# Data in this exercise start

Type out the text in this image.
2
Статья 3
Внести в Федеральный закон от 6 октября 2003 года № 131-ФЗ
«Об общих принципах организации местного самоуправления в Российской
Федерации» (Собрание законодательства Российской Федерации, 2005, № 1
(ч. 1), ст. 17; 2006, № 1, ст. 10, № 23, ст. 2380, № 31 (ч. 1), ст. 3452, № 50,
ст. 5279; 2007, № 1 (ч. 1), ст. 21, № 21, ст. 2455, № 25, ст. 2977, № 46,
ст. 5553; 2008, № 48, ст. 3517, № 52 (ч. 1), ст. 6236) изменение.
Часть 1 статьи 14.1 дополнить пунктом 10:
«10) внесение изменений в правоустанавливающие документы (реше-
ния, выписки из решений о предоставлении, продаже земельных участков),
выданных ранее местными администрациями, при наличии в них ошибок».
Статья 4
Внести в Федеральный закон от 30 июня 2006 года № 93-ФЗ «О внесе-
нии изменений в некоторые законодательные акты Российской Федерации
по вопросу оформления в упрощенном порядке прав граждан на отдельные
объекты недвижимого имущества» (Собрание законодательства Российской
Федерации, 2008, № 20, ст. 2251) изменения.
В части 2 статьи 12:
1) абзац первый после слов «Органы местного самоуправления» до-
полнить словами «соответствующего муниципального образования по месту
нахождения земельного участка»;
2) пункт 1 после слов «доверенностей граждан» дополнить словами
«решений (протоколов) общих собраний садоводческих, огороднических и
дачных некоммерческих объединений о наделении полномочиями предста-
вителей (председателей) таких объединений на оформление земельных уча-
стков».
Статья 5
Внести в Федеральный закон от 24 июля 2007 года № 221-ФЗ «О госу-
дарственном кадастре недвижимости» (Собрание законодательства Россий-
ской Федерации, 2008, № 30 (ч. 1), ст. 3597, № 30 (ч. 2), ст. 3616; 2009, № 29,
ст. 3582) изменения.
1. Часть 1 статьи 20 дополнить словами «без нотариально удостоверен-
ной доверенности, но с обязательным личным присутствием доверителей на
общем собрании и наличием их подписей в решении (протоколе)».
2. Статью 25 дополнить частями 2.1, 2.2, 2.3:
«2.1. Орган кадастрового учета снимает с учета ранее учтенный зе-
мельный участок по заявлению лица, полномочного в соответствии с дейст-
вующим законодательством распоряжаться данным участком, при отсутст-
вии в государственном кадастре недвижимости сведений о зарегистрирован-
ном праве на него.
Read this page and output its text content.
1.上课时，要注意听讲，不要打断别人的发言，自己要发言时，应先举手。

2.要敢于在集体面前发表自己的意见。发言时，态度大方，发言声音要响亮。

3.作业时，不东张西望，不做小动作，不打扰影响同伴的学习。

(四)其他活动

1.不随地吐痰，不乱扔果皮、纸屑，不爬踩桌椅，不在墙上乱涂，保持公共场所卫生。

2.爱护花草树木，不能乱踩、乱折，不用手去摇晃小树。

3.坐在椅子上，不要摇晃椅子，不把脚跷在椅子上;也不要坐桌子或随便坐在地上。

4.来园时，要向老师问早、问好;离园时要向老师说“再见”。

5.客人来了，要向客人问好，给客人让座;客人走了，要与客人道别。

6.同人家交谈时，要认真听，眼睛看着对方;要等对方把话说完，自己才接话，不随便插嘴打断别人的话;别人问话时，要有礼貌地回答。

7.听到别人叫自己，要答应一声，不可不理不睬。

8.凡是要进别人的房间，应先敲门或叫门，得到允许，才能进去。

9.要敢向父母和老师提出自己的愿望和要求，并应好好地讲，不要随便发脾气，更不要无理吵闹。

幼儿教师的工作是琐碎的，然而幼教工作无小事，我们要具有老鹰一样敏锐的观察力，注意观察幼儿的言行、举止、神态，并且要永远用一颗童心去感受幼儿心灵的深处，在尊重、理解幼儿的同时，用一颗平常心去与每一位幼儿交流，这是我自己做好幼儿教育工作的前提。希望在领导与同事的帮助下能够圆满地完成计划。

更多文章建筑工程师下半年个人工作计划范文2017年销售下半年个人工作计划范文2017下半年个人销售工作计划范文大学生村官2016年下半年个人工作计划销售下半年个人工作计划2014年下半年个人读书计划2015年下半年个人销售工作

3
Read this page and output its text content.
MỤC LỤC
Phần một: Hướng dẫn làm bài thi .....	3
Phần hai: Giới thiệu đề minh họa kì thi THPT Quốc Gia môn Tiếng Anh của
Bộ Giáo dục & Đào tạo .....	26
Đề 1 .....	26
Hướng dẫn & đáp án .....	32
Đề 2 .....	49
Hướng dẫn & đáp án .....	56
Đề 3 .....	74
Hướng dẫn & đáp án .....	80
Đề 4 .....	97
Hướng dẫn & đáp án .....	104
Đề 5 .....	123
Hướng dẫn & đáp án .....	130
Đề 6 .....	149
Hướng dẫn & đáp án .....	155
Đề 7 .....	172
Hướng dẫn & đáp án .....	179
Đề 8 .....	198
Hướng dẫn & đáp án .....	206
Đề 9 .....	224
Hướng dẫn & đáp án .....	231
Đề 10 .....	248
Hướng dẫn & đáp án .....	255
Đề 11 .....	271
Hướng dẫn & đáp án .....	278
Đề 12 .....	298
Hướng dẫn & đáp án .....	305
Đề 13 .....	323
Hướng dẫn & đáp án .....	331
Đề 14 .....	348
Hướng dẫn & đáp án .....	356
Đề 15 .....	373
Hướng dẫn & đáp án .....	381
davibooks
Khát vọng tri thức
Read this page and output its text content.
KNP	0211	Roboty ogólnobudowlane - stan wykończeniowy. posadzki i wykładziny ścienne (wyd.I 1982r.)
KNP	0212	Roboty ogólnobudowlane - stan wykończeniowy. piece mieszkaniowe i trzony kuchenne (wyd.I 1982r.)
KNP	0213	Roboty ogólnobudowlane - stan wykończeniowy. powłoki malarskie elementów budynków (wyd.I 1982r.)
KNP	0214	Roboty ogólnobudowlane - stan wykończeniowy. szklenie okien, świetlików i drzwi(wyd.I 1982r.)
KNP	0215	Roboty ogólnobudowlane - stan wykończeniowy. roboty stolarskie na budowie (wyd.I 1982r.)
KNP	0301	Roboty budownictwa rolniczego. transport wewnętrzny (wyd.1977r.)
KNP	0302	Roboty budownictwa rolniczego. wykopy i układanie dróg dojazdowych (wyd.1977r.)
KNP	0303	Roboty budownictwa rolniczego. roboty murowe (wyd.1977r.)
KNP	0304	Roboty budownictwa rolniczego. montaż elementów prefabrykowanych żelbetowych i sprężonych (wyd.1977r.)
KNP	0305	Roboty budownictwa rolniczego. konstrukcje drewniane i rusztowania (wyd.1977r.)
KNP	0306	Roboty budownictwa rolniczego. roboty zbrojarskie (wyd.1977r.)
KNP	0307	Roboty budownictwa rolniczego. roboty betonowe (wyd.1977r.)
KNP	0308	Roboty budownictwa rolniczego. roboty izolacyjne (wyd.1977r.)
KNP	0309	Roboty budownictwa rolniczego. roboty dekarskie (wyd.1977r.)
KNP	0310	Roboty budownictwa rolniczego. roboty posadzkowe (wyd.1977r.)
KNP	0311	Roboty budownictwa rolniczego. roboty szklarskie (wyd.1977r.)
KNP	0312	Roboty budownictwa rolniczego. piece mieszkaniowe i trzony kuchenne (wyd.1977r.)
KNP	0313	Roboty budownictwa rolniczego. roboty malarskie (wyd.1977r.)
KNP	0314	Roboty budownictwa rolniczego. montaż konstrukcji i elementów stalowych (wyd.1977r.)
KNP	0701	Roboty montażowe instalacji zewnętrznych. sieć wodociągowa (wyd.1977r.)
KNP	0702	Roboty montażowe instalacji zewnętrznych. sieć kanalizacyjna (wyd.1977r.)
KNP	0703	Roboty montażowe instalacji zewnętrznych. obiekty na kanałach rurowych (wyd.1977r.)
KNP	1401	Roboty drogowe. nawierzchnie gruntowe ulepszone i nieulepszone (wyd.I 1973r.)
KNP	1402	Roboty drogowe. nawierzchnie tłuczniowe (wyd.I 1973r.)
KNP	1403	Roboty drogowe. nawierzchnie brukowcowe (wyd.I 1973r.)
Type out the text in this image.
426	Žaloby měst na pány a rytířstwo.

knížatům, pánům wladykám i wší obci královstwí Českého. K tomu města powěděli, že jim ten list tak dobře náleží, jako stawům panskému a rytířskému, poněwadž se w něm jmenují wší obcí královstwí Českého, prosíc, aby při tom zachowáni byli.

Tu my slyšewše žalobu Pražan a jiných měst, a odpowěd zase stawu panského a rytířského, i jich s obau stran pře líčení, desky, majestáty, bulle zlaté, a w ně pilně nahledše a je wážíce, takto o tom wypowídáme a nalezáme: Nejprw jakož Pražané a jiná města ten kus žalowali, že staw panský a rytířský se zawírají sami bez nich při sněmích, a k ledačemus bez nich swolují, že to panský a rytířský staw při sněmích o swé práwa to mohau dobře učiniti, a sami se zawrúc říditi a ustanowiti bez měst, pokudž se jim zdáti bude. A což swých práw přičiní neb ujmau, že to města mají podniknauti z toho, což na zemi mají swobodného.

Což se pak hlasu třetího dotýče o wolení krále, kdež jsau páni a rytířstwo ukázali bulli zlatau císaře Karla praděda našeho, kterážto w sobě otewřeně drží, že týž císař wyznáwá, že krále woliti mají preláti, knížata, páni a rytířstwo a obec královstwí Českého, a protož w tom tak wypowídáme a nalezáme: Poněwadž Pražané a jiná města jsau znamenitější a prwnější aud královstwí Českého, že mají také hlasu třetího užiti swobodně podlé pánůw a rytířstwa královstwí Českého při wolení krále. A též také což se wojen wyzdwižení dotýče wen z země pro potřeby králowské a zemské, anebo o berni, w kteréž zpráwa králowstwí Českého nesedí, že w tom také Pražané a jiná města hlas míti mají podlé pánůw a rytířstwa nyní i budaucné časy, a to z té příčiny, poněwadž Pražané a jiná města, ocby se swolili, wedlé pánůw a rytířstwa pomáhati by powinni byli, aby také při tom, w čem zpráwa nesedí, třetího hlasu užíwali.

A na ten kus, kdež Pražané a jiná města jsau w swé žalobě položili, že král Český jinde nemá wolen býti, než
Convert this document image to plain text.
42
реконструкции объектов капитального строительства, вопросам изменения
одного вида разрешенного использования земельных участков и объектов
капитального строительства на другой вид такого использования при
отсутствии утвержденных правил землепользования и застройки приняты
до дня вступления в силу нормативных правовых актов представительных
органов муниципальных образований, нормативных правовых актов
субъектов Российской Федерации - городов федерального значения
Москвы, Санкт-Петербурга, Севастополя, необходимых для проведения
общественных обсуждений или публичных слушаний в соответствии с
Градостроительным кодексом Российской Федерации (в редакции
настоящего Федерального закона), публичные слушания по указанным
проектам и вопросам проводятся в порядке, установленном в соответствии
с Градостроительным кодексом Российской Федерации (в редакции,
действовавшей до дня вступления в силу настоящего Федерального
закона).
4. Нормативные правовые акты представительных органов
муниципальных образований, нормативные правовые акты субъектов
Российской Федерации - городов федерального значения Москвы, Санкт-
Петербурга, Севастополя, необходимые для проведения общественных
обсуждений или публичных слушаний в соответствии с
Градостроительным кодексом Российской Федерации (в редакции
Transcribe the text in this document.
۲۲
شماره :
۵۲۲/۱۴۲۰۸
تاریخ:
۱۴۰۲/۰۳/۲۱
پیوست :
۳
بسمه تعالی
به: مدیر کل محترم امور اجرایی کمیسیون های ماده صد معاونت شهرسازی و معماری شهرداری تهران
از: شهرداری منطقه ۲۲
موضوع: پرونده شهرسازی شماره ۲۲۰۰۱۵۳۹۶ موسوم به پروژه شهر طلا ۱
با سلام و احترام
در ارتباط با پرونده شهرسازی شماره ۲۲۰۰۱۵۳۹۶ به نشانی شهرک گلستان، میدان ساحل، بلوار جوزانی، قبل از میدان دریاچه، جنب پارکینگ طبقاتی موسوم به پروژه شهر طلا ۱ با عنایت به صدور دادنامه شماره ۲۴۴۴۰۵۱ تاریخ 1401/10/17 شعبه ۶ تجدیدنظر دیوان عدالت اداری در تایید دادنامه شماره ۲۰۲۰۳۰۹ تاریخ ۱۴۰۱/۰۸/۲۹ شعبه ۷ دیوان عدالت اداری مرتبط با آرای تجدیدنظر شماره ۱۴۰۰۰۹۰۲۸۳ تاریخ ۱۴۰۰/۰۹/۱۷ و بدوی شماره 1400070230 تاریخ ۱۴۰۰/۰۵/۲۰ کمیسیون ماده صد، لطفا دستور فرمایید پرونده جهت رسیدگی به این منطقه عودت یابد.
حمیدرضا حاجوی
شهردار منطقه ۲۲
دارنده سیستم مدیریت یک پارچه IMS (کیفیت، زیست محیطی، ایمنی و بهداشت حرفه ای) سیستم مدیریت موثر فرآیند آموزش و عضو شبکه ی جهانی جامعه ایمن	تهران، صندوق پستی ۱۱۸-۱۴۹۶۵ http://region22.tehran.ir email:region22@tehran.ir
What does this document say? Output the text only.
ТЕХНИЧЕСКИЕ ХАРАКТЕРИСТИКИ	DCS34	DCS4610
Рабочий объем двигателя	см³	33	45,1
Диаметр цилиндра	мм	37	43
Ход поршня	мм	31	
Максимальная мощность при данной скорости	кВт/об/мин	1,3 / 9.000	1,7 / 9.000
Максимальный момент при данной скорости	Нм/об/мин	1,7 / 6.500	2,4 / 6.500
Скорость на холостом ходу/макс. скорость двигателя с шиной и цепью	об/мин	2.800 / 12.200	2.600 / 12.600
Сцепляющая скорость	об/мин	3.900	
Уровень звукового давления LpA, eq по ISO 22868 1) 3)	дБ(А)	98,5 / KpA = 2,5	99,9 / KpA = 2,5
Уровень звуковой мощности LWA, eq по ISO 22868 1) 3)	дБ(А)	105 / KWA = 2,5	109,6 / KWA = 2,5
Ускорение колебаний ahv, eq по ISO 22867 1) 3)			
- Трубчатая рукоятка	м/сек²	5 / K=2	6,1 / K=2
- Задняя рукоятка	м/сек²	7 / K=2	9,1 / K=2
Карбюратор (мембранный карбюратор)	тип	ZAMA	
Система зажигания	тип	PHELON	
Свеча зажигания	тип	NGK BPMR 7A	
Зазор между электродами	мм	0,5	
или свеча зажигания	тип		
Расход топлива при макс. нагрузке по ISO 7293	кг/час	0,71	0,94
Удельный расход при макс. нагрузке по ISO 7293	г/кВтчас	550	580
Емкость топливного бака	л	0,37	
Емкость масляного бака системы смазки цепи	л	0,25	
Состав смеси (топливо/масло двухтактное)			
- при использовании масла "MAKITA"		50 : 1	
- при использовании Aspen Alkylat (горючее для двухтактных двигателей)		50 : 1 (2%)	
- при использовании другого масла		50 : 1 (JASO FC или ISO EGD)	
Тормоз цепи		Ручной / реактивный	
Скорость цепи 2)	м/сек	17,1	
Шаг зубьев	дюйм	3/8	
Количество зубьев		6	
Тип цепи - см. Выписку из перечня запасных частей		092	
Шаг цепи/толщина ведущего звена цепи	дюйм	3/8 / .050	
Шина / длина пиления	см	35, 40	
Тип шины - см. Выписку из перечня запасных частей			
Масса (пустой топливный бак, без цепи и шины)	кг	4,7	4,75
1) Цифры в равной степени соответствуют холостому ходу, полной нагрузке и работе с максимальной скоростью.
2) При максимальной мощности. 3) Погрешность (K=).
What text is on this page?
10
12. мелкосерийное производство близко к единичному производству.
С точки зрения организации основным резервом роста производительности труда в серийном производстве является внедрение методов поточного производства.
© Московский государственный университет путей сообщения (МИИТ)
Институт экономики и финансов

# Data in this exercise end

- [What you need to do] Give the number of lines in the entries above that include the string "Внести". No other output is expected.

- [Answer to the problem] 3